• _ROWS_:
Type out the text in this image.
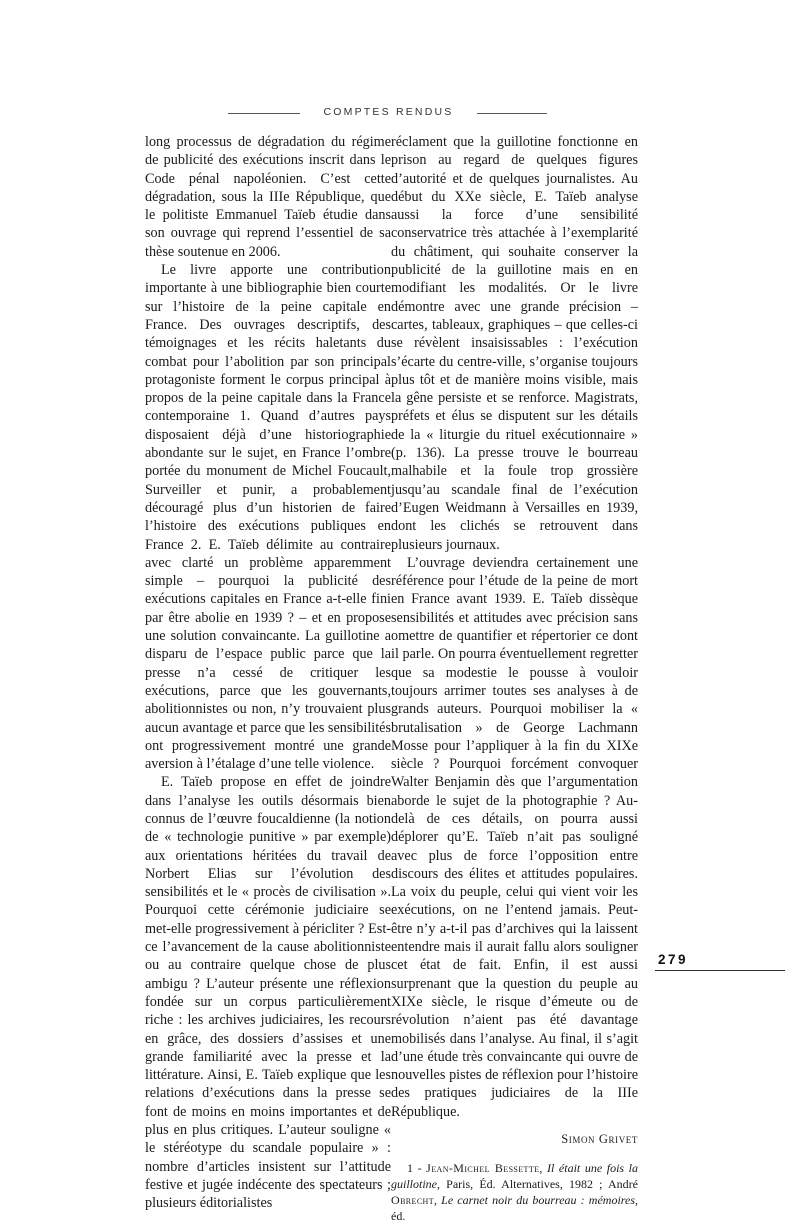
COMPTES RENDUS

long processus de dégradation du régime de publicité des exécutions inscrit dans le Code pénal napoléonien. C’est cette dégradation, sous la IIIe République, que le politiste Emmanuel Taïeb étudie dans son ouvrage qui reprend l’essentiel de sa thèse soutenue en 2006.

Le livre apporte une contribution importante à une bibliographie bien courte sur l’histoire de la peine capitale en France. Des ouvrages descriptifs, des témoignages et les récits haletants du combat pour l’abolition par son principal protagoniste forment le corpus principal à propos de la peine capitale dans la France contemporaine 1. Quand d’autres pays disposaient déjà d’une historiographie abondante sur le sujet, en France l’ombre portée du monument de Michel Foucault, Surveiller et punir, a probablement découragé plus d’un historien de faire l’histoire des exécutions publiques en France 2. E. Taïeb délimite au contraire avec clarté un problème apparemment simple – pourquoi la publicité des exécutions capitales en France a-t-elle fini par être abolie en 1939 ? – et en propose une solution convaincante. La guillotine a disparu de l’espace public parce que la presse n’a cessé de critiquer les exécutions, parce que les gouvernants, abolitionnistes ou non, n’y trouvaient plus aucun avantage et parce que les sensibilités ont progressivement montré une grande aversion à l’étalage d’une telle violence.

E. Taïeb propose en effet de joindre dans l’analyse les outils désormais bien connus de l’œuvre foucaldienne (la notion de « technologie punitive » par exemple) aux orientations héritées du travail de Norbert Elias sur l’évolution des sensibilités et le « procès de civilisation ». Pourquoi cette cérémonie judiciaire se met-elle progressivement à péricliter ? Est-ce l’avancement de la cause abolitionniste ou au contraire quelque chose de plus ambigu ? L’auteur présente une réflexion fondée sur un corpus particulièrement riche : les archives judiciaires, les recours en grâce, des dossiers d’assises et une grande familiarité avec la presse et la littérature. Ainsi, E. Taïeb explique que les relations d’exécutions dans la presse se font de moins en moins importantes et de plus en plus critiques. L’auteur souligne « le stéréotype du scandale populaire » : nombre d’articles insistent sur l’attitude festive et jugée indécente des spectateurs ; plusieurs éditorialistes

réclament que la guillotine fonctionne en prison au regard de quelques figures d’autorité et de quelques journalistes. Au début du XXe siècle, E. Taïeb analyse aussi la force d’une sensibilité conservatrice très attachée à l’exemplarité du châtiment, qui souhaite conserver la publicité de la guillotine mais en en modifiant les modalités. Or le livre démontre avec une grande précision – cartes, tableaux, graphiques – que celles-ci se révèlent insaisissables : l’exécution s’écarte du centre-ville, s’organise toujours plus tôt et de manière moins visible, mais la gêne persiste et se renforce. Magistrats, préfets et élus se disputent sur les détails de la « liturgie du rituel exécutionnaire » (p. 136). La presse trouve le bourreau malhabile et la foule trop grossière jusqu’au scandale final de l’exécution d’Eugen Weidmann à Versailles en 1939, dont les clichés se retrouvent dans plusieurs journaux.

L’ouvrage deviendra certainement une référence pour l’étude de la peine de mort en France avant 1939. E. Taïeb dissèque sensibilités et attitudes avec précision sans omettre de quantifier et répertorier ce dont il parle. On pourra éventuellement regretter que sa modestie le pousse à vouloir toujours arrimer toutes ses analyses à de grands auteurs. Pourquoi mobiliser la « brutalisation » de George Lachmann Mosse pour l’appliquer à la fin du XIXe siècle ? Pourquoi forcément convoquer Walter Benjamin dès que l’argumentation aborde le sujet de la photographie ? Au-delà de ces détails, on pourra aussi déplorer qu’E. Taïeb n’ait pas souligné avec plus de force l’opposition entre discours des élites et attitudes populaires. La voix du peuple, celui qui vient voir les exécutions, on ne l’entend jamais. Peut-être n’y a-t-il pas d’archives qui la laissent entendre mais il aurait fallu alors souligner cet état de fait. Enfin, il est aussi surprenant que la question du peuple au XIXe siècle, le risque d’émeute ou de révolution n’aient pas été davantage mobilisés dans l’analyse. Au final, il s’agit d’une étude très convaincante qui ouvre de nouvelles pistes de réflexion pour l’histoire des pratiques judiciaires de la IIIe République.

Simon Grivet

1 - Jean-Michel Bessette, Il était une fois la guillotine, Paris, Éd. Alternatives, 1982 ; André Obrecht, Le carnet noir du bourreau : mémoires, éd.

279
...
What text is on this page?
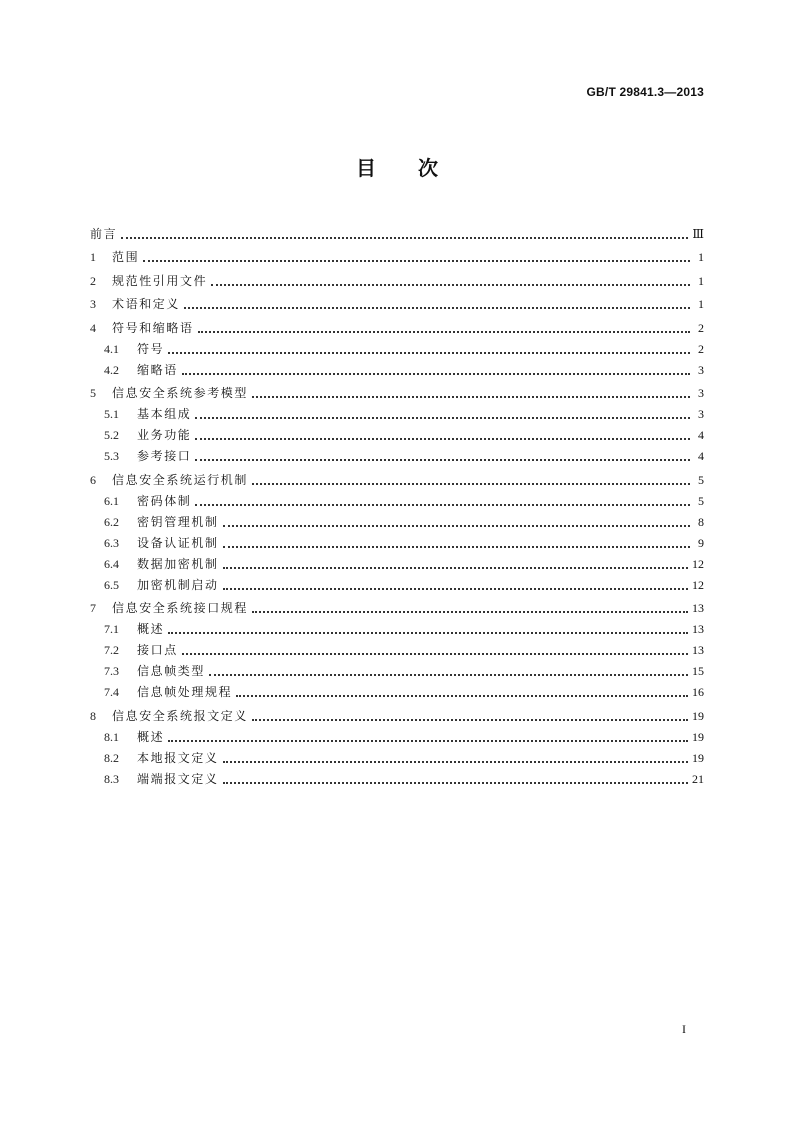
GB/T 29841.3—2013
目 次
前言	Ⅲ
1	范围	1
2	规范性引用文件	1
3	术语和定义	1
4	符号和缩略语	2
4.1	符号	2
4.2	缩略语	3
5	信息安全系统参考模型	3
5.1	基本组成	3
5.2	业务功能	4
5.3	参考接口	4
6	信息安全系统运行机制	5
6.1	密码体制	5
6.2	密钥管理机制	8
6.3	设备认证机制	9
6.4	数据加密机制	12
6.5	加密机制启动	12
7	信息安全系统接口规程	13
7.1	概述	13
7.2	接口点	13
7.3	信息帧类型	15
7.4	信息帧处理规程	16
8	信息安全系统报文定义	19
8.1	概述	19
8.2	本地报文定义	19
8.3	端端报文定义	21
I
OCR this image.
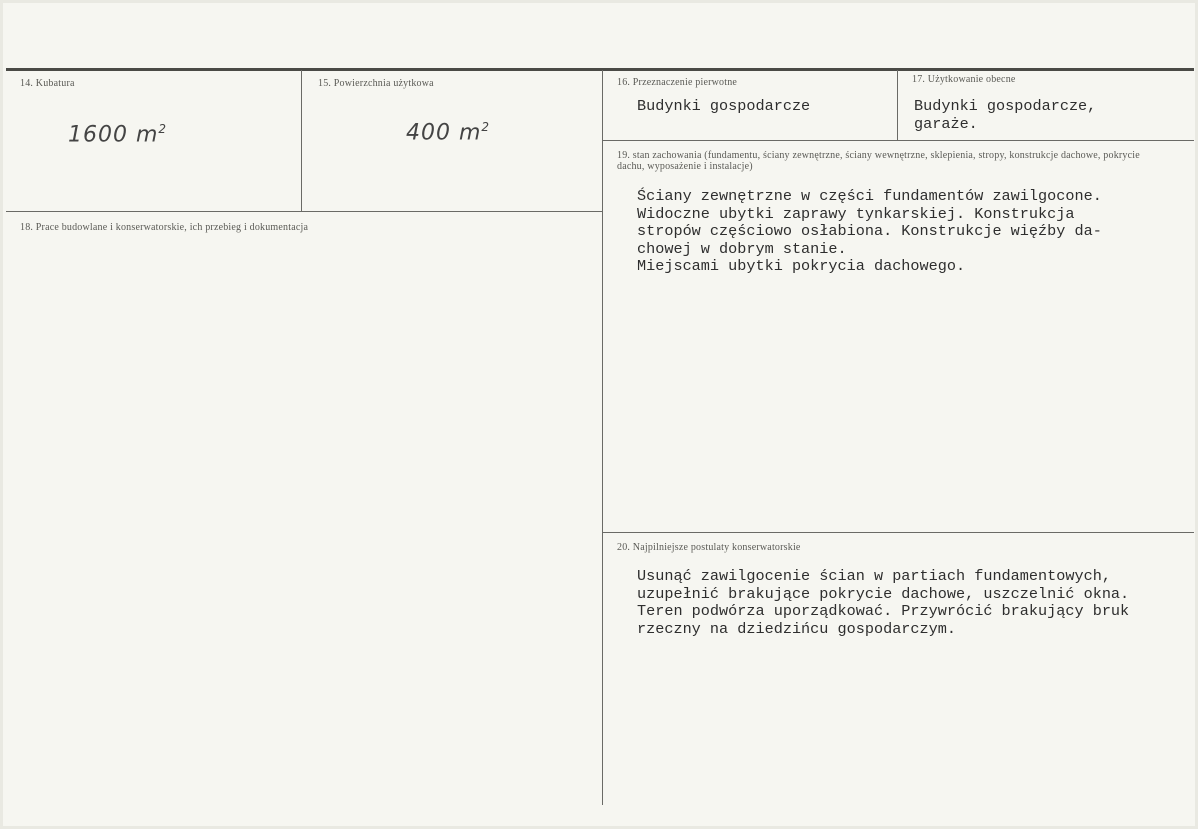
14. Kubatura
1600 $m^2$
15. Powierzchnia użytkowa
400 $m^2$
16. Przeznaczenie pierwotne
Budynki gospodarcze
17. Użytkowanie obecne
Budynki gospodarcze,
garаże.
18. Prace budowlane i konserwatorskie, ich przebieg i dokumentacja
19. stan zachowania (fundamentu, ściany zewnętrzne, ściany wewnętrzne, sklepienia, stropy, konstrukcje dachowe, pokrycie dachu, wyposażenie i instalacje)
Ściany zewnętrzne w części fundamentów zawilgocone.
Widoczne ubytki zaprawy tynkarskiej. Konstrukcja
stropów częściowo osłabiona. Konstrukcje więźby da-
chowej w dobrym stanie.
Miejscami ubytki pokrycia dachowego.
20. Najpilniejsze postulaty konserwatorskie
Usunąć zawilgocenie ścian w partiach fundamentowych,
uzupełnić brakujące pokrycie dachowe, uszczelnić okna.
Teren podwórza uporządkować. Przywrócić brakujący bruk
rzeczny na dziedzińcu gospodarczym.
---
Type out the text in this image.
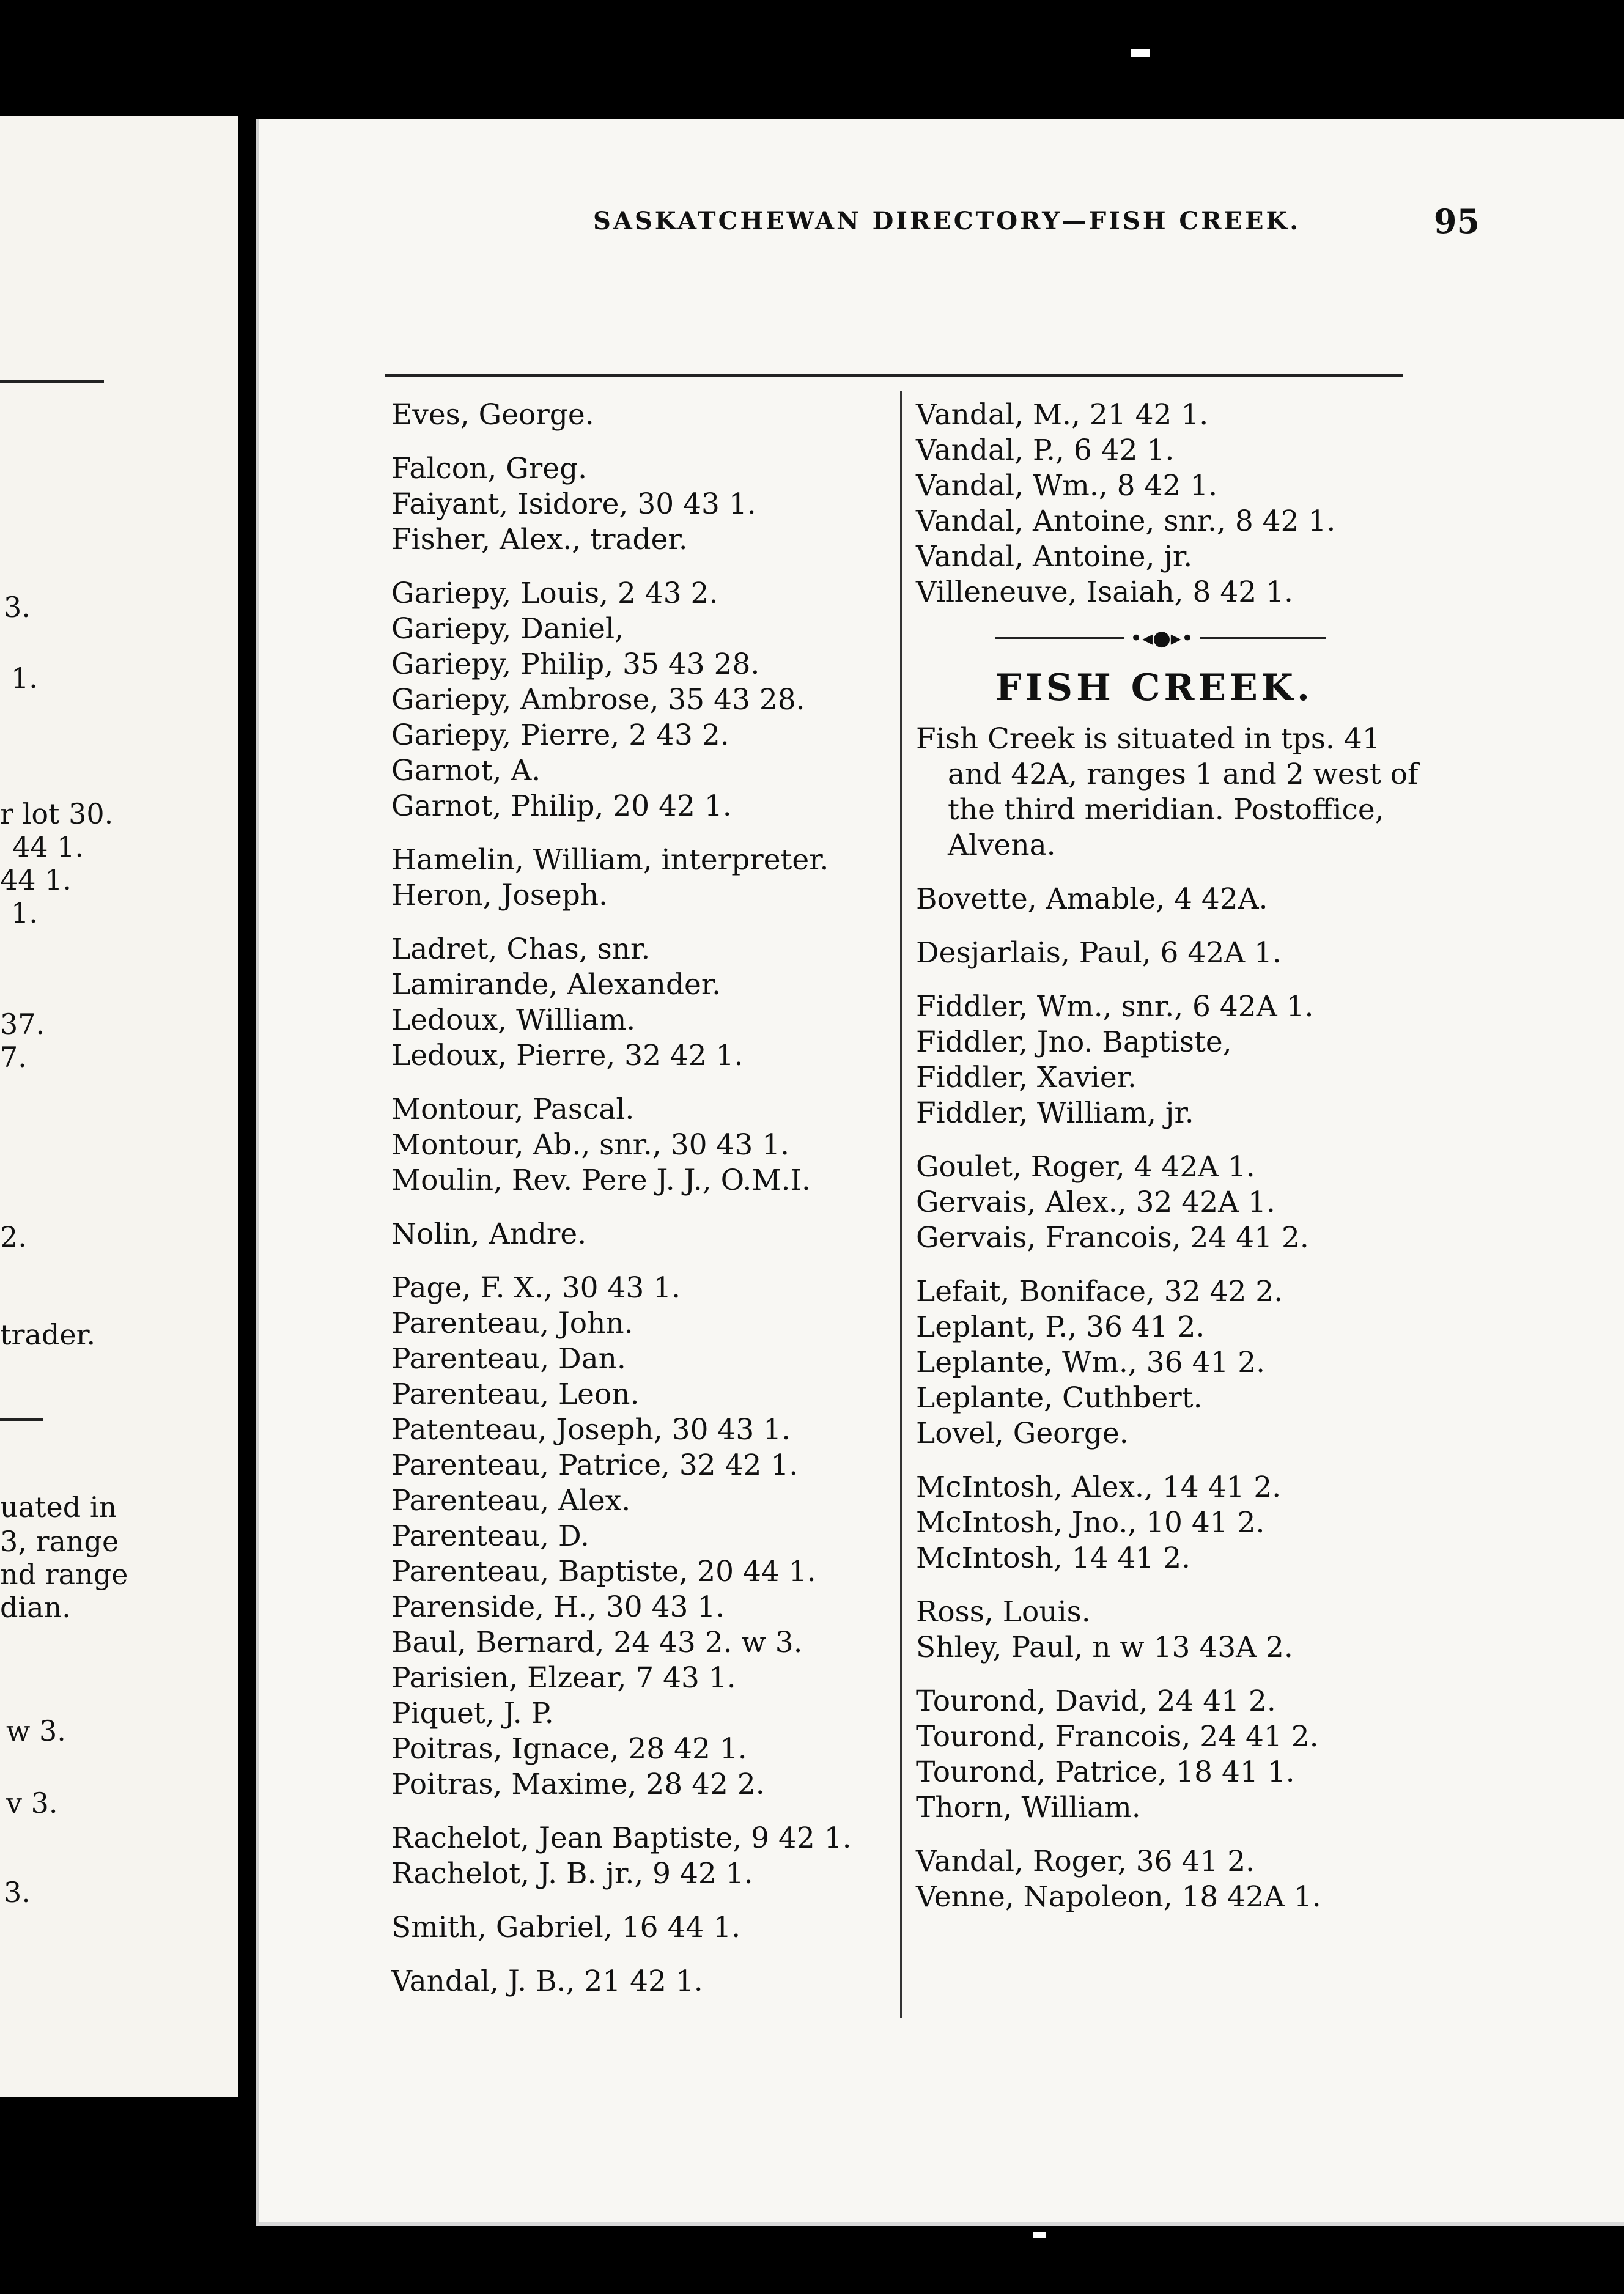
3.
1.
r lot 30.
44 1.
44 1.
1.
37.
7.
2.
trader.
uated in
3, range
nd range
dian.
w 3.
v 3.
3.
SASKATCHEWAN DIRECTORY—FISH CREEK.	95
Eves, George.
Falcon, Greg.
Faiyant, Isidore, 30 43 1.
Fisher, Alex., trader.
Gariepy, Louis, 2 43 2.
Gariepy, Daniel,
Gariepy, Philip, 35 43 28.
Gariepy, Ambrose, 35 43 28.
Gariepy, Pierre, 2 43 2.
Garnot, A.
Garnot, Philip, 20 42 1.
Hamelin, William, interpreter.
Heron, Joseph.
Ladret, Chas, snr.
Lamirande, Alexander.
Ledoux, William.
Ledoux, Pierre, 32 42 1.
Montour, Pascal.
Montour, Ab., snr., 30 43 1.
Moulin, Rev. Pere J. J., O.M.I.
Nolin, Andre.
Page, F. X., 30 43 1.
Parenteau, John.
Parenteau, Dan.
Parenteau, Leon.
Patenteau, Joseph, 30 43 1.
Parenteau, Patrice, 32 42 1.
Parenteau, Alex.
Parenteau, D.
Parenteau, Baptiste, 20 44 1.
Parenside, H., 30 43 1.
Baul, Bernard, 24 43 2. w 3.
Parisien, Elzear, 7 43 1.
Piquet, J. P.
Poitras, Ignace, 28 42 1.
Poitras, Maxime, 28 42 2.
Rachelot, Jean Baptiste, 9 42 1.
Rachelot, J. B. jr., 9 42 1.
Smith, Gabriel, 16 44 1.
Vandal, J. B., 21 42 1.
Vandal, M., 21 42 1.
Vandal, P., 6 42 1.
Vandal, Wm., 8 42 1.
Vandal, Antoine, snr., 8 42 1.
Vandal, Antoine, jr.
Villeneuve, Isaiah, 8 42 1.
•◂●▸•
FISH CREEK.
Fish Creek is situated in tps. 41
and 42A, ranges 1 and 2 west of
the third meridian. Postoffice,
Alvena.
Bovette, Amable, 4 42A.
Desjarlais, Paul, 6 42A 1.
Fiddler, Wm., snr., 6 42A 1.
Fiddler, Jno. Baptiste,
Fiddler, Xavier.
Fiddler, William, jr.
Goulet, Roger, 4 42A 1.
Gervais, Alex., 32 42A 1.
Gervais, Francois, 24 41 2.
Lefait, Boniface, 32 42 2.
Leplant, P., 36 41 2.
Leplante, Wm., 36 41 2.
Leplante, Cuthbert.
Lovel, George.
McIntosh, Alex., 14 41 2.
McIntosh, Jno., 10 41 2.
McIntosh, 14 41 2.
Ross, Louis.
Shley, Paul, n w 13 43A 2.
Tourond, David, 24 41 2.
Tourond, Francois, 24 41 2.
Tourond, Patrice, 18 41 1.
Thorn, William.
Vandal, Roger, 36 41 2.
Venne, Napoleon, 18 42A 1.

• _TASK DETAILS_:
Identify and copy lines that hold the string "this".

• _OUTPUT_:
Type out the text in this image.
What text is on this page?
OCR this image.
Type out the text in this image.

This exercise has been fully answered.